* Requirements *
Search the listing below for the word "tuyển" and copy each line that holds it.

* Records for this exercise *
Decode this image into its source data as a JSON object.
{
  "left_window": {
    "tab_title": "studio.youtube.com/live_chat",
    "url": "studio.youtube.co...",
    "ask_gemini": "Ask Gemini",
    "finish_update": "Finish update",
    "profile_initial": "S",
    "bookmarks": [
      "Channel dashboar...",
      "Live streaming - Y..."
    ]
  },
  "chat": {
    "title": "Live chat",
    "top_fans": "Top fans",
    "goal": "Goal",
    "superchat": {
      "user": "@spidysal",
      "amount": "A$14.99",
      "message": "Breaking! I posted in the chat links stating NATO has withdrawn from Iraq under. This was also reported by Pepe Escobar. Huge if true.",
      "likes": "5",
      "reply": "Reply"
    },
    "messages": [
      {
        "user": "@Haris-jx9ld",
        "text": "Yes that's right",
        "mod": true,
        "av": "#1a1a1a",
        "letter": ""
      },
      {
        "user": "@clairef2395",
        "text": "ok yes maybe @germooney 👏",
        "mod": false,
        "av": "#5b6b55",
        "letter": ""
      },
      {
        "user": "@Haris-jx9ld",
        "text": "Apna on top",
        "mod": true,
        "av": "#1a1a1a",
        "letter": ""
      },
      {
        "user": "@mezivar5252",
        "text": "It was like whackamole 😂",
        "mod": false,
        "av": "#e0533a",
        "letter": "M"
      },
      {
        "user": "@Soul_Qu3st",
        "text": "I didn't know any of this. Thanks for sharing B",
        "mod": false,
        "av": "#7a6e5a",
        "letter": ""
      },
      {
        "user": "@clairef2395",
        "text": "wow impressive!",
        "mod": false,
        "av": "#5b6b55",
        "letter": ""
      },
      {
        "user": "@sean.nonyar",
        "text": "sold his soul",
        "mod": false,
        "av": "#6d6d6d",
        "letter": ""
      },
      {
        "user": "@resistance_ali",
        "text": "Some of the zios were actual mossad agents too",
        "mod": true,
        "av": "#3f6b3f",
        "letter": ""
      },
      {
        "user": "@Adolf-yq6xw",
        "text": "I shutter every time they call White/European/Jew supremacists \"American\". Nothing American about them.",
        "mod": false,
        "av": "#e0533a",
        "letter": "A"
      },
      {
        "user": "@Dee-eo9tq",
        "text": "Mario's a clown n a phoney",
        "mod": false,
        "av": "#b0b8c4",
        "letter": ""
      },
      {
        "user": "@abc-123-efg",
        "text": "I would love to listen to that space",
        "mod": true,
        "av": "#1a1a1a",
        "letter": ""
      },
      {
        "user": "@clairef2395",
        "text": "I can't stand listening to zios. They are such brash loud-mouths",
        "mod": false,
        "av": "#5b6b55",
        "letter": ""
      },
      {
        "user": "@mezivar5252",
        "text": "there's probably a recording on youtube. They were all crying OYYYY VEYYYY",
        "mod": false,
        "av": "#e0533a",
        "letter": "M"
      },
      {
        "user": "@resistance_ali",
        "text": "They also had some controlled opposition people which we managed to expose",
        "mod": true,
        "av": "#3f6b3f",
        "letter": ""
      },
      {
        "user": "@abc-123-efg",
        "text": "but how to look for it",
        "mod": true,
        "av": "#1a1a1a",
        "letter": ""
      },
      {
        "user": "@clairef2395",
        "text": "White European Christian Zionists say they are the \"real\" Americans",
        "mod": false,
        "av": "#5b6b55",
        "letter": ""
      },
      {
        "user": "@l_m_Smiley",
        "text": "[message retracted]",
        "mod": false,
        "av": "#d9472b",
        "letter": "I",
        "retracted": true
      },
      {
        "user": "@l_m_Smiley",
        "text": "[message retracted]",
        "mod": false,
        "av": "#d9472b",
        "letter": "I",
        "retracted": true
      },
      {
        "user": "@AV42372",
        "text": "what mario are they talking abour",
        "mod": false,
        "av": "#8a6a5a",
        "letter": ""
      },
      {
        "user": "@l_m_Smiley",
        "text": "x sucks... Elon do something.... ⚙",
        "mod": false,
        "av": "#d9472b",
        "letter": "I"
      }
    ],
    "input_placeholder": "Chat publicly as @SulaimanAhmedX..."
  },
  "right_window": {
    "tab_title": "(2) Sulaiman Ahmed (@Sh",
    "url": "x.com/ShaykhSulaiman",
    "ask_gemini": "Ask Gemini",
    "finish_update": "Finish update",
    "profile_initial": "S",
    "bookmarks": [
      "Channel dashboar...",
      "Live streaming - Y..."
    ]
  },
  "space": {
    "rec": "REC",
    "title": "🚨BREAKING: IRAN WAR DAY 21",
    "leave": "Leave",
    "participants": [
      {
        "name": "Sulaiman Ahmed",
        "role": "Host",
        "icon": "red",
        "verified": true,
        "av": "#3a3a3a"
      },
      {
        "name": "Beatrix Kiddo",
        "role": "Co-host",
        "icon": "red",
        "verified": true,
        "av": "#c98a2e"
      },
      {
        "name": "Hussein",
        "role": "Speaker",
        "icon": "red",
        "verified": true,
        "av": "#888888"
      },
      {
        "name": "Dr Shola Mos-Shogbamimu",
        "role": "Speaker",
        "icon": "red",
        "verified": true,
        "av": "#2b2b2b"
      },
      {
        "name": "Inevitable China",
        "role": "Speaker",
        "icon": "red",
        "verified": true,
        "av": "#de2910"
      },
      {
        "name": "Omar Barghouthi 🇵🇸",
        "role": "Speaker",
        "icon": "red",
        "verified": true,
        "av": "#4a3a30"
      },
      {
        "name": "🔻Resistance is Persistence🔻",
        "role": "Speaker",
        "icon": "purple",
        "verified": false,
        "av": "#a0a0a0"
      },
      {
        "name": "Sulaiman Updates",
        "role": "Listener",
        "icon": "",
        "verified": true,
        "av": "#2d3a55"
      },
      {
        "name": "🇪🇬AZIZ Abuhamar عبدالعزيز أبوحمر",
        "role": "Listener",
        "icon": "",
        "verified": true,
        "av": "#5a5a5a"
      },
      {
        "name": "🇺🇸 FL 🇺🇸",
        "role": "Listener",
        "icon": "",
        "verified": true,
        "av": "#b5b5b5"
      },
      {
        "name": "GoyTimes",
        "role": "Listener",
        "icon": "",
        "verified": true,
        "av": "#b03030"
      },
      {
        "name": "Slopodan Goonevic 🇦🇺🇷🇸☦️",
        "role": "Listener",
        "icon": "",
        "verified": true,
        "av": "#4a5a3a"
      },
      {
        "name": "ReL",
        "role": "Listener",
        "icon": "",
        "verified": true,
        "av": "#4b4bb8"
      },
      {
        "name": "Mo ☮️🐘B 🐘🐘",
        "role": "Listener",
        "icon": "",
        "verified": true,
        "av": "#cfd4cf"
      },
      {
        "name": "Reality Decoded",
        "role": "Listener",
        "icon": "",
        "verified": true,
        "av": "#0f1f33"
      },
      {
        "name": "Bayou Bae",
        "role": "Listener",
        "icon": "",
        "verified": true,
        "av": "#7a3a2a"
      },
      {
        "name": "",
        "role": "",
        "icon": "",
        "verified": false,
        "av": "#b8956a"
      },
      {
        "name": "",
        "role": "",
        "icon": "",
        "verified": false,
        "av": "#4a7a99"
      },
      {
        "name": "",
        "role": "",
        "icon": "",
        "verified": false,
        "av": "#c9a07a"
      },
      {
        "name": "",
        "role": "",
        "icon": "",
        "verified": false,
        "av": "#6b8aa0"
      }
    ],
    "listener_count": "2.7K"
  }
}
--
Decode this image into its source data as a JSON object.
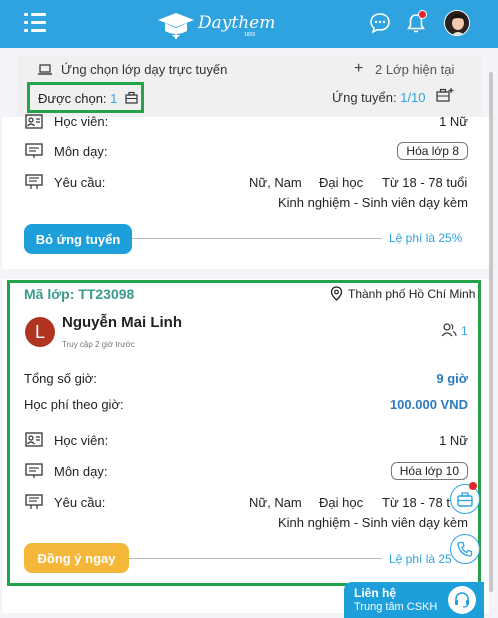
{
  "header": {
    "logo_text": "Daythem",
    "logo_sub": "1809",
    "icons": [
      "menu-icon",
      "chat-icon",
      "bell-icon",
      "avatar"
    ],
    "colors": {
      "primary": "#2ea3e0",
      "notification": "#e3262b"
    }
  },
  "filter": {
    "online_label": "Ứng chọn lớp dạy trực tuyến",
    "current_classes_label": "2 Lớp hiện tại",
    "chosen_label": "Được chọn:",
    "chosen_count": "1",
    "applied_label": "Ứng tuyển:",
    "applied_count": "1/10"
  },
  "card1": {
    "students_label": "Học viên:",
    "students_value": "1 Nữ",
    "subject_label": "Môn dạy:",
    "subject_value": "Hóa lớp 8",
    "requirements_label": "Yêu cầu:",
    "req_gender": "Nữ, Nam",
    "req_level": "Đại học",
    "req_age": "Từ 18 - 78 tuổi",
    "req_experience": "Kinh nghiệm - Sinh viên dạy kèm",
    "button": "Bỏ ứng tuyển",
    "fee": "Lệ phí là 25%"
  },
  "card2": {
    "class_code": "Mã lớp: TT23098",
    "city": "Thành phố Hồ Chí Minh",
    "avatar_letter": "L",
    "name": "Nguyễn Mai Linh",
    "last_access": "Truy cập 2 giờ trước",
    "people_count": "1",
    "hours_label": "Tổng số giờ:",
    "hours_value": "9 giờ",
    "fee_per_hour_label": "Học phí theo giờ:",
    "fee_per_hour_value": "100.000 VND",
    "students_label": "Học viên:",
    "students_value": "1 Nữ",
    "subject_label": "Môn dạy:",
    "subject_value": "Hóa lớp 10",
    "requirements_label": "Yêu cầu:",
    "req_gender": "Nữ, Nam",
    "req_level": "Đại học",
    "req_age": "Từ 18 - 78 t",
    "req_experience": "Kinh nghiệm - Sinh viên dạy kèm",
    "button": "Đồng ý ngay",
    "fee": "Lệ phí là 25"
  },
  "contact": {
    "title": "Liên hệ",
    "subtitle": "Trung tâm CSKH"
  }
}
...
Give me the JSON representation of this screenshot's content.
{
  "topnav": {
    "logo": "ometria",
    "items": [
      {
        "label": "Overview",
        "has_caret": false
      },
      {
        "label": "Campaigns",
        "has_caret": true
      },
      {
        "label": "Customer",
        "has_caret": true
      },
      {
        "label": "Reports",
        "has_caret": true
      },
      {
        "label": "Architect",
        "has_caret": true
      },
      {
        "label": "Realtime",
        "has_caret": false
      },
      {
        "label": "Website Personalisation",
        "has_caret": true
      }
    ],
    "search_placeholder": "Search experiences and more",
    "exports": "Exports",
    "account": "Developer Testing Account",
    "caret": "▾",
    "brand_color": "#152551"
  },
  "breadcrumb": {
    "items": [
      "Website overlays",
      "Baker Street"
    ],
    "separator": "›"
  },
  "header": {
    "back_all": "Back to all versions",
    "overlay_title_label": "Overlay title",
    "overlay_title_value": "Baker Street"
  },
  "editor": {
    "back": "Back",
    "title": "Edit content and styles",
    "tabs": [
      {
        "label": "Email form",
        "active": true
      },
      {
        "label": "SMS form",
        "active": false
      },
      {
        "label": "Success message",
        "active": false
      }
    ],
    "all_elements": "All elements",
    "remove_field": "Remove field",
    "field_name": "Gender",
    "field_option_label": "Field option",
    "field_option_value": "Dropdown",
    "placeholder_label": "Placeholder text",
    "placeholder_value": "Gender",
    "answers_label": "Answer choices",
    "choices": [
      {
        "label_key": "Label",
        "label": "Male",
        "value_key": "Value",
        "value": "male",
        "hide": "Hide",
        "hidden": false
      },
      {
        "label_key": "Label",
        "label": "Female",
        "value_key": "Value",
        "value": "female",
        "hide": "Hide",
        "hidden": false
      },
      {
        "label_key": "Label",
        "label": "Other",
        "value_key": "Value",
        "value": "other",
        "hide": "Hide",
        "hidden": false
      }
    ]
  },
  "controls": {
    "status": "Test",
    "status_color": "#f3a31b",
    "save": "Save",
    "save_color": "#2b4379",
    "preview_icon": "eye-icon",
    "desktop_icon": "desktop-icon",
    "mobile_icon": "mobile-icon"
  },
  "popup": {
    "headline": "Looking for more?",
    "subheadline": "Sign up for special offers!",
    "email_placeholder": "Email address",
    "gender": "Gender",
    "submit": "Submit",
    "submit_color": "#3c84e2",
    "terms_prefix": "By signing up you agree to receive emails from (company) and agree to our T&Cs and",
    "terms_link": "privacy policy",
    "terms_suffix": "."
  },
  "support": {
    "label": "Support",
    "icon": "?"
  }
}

* Exercise output *
    "applied_label": "Ứng tuyển:",
    "button": "Bỏ ứng tuyển",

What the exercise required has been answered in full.